-- begin Material provided --

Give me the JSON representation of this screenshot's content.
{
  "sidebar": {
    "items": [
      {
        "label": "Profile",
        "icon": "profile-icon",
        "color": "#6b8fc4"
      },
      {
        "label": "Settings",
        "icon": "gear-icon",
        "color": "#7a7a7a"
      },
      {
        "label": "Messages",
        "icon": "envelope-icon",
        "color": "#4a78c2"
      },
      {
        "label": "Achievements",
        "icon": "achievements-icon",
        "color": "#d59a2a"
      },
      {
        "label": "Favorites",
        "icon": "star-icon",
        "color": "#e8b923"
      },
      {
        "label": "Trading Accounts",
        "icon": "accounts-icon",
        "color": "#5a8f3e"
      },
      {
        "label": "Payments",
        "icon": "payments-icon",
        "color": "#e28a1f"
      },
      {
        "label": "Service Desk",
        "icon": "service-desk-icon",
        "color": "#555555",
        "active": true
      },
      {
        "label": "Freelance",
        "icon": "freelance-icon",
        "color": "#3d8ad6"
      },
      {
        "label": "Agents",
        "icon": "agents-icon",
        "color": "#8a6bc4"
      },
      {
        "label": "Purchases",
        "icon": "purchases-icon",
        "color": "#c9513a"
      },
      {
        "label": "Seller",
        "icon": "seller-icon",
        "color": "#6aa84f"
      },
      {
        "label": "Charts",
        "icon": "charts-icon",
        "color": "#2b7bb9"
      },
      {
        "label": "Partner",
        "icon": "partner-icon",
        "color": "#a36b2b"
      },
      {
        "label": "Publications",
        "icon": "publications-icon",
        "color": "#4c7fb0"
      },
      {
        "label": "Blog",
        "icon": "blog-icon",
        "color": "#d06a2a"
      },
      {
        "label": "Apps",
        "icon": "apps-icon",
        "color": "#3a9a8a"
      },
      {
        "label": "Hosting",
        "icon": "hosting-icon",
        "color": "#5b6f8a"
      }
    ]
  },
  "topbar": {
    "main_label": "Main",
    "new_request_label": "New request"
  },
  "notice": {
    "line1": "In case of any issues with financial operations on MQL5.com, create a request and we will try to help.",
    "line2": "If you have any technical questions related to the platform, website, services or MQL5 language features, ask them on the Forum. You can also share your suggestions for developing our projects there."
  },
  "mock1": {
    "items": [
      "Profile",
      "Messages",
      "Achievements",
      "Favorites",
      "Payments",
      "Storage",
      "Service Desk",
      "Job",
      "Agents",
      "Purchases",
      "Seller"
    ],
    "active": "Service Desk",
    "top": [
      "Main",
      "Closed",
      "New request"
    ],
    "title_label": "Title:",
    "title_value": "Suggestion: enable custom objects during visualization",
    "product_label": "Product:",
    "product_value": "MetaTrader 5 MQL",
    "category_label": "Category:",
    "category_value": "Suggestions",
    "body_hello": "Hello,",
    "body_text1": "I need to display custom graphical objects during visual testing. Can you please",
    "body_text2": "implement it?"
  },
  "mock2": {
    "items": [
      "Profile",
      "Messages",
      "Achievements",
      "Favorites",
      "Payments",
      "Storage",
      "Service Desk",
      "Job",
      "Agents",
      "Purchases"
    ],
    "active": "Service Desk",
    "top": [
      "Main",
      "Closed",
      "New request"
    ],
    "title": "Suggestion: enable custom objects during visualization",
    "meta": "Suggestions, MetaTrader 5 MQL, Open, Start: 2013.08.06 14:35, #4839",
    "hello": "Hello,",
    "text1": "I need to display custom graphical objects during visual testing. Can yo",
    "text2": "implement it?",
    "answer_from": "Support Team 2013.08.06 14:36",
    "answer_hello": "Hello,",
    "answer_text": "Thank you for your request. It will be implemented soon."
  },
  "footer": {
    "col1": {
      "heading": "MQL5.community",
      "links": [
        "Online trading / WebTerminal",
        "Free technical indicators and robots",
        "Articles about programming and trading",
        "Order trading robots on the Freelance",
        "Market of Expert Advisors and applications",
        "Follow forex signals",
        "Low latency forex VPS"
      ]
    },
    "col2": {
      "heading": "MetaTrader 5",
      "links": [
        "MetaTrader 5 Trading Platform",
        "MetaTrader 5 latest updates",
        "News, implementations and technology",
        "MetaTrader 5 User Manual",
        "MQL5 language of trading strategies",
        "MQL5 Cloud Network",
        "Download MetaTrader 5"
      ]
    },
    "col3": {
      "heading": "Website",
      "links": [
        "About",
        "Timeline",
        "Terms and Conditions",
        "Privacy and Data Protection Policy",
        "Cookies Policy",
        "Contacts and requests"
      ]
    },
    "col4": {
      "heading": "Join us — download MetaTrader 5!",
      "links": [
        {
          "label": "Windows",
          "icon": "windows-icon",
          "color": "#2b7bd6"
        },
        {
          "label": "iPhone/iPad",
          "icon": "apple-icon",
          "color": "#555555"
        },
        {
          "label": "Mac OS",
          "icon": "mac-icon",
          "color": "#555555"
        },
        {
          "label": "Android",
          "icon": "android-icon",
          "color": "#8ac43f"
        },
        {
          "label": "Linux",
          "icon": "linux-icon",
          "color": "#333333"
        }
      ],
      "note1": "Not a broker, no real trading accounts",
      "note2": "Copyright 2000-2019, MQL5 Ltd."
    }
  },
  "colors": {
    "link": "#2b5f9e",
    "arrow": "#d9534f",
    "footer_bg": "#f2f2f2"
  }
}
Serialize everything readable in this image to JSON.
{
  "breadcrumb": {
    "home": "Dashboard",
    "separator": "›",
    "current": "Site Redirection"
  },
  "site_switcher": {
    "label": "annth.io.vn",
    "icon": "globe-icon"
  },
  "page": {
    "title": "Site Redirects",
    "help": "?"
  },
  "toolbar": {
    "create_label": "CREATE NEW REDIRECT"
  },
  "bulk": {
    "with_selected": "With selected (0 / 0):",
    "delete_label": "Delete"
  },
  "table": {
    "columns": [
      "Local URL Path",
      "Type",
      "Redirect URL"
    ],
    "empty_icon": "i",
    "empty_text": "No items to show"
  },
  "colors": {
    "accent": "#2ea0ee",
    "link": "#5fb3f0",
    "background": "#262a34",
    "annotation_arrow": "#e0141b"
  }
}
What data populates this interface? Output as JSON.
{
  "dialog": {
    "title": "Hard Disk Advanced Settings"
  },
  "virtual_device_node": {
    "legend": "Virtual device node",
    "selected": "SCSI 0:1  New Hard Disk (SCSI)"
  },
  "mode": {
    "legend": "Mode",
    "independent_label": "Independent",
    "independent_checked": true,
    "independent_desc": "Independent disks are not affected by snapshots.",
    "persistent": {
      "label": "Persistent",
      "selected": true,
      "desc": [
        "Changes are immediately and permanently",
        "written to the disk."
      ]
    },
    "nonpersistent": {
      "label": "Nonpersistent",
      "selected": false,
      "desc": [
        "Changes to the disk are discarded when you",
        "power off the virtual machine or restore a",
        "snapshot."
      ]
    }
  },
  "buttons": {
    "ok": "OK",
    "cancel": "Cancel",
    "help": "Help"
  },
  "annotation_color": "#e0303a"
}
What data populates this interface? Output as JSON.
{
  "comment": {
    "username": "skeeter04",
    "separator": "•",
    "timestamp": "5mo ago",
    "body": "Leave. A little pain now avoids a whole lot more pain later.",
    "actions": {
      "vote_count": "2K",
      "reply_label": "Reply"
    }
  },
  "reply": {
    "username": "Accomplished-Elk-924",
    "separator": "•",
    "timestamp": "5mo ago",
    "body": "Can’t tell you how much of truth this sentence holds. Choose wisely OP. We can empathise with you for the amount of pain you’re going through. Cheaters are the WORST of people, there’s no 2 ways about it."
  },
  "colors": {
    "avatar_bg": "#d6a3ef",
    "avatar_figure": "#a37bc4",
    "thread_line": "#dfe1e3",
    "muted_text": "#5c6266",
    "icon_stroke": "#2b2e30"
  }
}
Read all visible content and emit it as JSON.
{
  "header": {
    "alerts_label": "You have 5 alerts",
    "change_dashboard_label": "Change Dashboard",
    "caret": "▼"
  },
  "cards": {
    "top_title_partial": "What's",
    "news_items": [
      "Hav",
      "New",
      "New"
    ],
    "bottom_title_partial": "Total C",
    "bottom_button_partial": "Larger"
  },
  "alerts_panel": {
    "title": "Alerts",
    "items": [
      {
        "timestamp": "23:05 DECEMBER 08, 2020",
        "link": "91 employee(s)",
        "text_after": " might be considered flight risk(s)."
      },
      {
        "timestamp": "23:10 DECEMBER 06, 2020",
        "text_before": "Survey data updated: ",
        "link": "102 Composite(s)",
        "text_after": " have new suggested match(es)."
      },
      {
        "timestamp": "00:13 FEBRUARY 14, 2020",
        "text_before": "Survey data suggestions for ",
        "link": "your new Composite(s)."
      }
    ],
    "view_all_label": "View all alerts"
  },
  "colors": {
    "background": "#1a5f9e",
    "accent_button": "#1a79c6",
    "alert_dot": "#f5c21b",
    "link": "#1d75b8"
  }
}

-- end Material provided --

## Given problem
Report how many lines include the word "have". Give nothing but the number.

## Answer below
3